- **What the task asks**: Will you extract the entries word for word? Images should not appear in the copy.

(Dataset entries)
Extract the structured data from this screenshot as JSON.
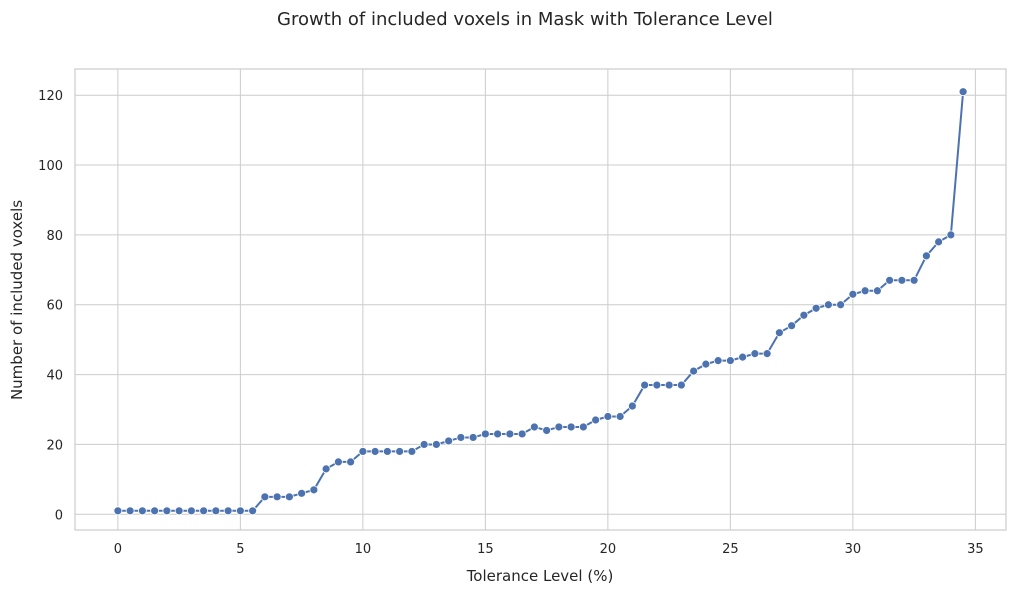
{
  "chart_data": {
    "type": "line",
    "title": "Growth of included voxels in Mask with Tolerance Level",
    "xlabel": "Tolerance Level (%)",
    "ylabel": "Number of included voxels",
    "xlim": [
      -1.75,
      36.25
    ],
    "ylim": [
      -4.5,
      127.5
    ],
    "xticks": [
      0,
      5,
      10,
      15,
      20,
      25,
      30,
      35
    ],
    "yticks": [
      0,
      20,
      40,
      60,
      80,
      100,
      120
    ],
    "grid": true,
    "color": "#4c72b0",
    "series": [
      {
        "x": [
          0,
          0.5,
          1,
          1.5,
          2,
          2.5,
          3,
          3.5,
          4,
          4.5,
          5,
          5.5,
          6,
          6.5,
          7,
          7.5,
          8,
          8.5,
          9,
          9.5,
          10,
          10.5,
          11,
          11.5,
          12,
          12.5,
          13,
          13.5,
          14,
          14.5,
          15,
          15.5,
          16,
          16.5,
          17,
          17.5,
          18,
          18.5,
          19,
          19.5,
          20,
          20.5,
          21,
          21.5,
          22,
          22.5,
          23,
          23.5,
          24,
          24.5,
          25,
          25.5,
          26,
          26.5,
          27,
          27.5,
          28,
          28.5,
          29,
          29.5,
          30,
          30.5,
          31,
          31.5,
          32,
          32.5,
          33,
          33.5,
          34,
          34.5
        ],
        "y": [
          1,
          1,
          1,
          1,
          1,
          1,
          1,
          1,
          1,
          1,
          1,
          1,
          5,
          5,
          5,
          6,
          7,
          13,
          15,
          15,
          18,
          18,
          18,
          18,
          18,
          20,
          20,
          21,
          22,
          22,
          23,
          23,
          23,
          23,
          25,
          24,
          25,
          25,
          25,
          27,
          28,
          28,
          31,
          37,
          37,
          37,
          37,
          41,
          43,
          44,
          44,
          45,
          46,
          46,
          52,
          54,
          57,
          59,
          60,
          60,
          63,
          64,
          64,
          67,
          67,
          67,
          74,
          78,
          80,
          121
        ]
      }
    ]
  }
}
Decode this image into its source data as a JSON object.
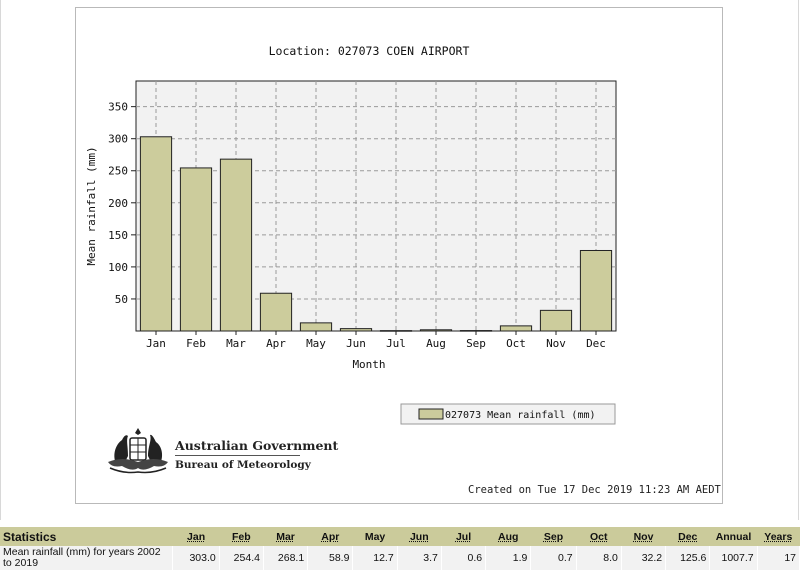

- **Solved exercise**:
Extract the structured data from this screenshot as JSON.
{
  "chart_data": {
    "type": "line",
    "title": "Growth of included voxels in Mask with Tolerance Level",
    "xlabel": "Tolerance Level (%)",
    "ylabel": "Number of included voxels",
    "xlim": [
      -1.75,
      36.25
    ],
    "ylim": [
      -4.5,
      127.5
    ],
    "xticks": [
      0,
      5,
      10,
      15,
      20,
      25,
      30,
      35
    ],
    "yticks": [
      0,
      20,
      40,
      60,
      80,
      100,
      120
    ],
    "grid": true,
    "color": "#4c72b0",
    "series": [
      {
        "x": [
          0,
          0.5,
          1,
          1.5,
          2,
          2.5,
          3,
          3.5,
          4,
          4.5,
          5,
          5.5,
          6,
          6.5,
          7,
          7.5,
          8,
          8.5,
          9,
          9.5,
          10,
          10.5,
          11,
          11.5,
          12,
          12.5,
          13,
          13.5,
          14,
          14.5,
          15,
          15.5,
          16,
          16.5,
          17,
          17.5,
          18,
          18.5,
          19,
          19.5,
          20,
          20.5,
          21,
          21.5,
          22,
          22.5,
          23,
          23.5,
          24,
          24.5,
          25,
          25.5,
          26,
          26.5,
          27,
          27.5,
          28,
          28.5,
          29,
          29.5,
          30,
          30.5,
          31,
          31.5,
          32,
          32.5,
          33,
          33.5,
          34,
          34.5
        ],
        "y": [
          1,
          1,
          1,
          1,
          1,
          1,
          1,
          1,
          1,
          1,
          1,
          1,
          5,
          5,
          5,
          6,
          7,
          13,
          15,
          15,
          18,
          18,
          18,
          18,
          18,
          20,
          20,
          21,
          22,
          22,
          23,
          23,
          23,
          23,
          25,
          24,
          25,
          25,
          25,
          27,
          28,
          28,
          31,
          37,
          37,
          37,
          37,
          41,
          43,
          44,
          44,
          45,
          46,
          46,
          52,
          54,
          57,
          59,
          60,
          60,
          63,
          64,
          64,
          67,
          67,
          67,
          74,
          78,
          80,
          121
        ]
      }
    ]
  }
}
Decode this image into its source data as a JSON object.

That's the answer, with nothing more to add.